** Start of Data extract **
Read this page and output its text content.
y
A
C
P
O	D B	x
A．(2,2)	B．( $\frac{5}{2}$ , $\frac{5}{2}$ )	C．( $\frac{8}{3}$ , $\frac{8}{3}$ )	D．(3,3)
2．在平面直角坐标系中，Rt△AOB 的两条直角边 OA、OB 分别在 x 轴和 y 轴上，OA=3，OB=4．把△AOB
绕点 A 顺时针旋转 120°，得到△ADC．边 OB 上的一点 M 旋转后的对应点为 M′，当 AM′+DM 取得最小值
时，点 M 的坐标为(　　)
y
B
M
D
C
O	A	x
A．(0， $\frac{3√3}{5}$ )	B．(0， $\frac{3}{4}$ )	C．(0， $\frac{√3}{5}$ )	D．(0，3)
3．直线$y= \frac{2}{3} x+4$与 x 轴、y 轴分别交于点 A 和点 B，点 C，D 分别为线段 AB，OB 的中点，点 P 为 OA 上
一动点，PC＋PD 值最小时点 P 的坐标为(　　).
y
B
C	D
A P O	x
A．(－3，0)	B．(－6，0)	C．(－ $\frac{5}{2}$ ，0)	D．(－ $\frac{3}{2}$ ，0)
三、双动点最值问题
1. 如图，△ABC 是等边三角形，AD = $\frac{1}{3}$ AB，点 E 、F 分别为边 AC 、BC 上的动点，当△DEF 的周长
** End of Data extract **
* Goal: Reproduce the records above exactly as they appear.

* Worked solution:
Read this page and output its text content.
y
A
C
P
O	D B	x
A．(2,2)	B．( $\frac{5}{2}$ , $\frac{5}{2}$ )	C．( $\frac{8}{3}$ , $\frac{8}{3}$ )	D．(3,3)
2．在平面直角坐标系中，Rt△AOB 的两条直角边 OA、OB 分别在 x 轴和 y 轴上，OA=3，OB=4．把△AOB
绕点 A 顺时针旋转 120°，得到△ADC．边 OB 上的一点 M 旋转后的对应点为 M′，当 AM′+DM 取得最小值
时，点 M 的坐标为(　　)
y
B
M
D
C
O	A	x
A．(0， $\frac{3√3}{5}$ )	B．(0， $\frac{3}{4}$ )	C．(0， $\frac{√3}{5}$ )	D．(0，3)
3．直线$y= \frac{2}{3} x+4$与 x 轴、y 轴分别交于点 A 和点 B，点 C，D 分别为线段 AB，OB 的中点，点 P 为 OA 上
一动点，PC＋PD 值最小时点 P 的坐标为(　　).
y
B
C	D
A P O	x
A．(－3，0)	B．(－6，0)	C．(－ $\frac{5}{2}$ ，0)	D．(－ $\frac{3}{2}$ ，0)
三、双动点最值问题
1. 如图，△ABC 是等边三角形，AD = $\frac{1}{3}$ AB，点 E 、F 分别为边 AC 、BC 上的动点，当△DEF 的周长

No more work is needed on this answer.